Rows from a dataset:
══════
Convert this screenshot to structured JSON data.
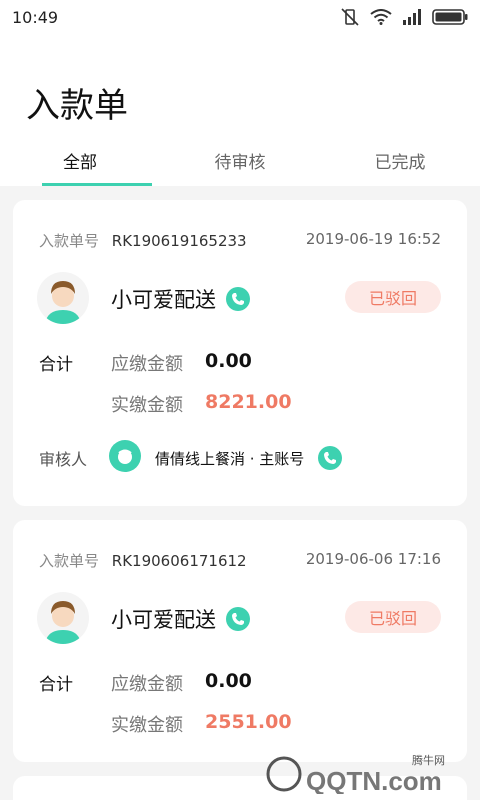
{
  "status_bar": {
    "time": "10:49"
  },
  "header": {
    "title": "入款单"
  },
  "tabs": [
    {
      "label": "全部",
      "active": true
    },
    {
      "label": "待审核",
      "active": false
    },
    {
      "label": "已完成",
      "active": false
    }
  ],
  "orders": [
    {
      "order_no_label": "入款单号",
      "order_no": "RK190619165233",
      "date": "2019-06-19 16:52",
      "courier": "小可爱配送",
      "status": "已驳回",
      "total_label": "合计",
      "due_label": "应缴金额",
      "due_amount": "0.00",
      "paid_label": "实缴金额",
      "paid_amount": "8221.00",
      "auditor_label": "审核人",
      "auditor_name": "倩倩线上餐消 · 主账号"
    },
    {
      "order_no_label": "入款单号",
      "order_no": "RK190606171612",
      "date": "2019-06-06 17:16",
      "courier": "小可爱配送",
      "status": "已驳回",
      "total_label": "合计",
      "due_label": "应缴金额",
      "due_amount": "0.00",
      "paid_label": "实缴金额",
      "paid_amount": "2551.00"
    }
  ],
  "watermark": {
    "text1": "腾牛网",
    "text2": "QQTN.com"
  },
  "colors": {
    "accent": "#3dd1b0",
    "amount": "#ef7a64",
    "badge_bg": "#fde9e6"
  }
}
══════
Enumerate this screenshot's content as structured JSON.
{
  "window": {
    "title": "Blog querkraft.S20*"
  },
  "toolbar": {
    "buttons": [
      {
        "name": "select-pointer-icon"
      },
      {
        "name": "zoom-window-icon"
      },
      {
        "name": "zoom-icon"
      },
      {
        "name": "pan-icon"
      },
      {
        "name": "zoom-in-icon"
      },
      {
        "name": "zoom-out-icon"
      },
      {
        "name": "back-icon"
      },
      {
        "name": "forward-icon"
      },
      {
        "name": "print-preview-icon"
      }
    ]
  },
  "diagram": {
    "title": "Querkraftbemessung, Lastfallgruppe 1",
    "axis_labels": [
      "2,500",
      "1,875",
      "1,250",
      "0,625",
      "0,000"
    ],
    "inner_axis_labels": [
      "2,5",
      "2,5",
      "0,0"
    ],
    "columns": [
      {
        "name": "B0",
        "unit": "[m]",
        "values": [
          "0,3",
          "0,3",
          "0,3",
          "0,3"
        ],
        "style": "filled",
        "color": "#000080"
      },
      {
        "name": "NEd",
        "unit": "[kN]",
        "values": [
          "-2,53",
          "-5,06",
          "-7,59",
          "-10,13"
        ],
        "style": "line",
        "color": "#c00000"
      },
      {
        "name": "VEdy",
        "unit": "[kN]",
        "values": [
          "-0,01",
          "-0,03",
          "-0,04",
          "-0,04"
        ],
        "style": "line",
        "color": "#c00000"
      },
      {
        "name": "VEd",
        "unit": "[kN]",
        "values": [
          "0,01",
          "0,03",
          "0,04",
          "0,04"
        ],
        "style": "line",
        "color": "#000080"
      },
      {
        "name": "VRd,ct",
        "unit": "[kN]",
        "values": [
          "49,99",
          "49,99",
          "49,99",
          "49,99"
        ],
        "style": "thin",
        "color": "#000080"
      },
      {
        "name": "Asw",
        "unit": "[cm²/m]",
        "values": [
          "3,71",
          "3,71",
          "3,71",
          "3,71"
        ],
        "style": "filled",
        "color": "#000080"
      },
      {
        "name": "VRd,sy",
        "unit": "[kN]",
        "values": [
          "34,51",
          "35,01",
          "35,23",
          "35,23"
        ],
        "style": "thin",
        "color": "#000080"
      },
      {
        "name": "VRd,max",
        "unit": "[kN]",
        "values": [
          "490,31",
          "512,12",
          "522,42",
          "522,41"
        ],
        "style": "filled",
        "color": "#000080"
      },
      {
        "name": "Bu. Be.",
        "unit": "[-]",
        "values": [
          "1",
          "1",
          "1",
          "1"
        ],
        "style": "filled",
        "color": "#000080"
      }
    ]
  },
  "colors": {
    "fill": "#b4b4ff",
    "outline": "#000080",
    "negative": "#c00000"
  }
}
══════
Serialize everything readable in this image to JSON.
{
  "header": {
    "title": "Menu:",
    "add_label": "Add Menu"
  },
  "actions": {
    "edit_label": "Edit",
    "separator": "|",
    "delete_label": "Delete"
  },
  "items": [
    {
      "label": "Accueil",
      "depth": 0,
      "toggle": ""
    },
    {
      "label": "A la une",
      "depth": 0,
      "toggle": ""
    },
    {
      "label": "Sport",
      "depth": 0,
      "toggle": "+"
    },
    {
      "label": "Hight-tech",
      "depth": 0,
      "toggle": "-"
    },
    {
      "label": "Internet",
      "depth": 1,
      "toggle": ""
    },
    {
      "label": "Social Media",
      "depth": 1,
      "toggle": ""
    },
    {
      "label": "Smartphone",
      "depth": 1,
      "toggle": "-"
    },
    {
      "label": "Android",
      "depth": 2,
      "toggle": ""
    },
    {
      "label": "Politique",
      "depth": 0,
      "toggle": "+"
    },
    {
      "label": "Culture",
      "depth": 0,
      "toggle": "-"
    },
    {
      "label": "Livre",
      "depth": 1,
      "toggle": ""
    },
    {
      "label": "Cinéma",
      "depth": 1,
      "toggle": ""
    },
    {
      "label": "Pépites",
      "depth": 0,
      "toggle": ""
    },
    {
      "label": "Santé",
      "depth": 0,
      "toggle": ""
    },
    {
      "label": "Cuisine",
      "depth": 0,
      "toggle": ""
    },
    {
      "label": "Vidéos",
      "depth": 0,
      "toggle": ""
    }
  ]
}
══════
Among the lines above, determine how many hold the word "zoom"; report the figure alone.

**SOLVED EXERCISE**:
4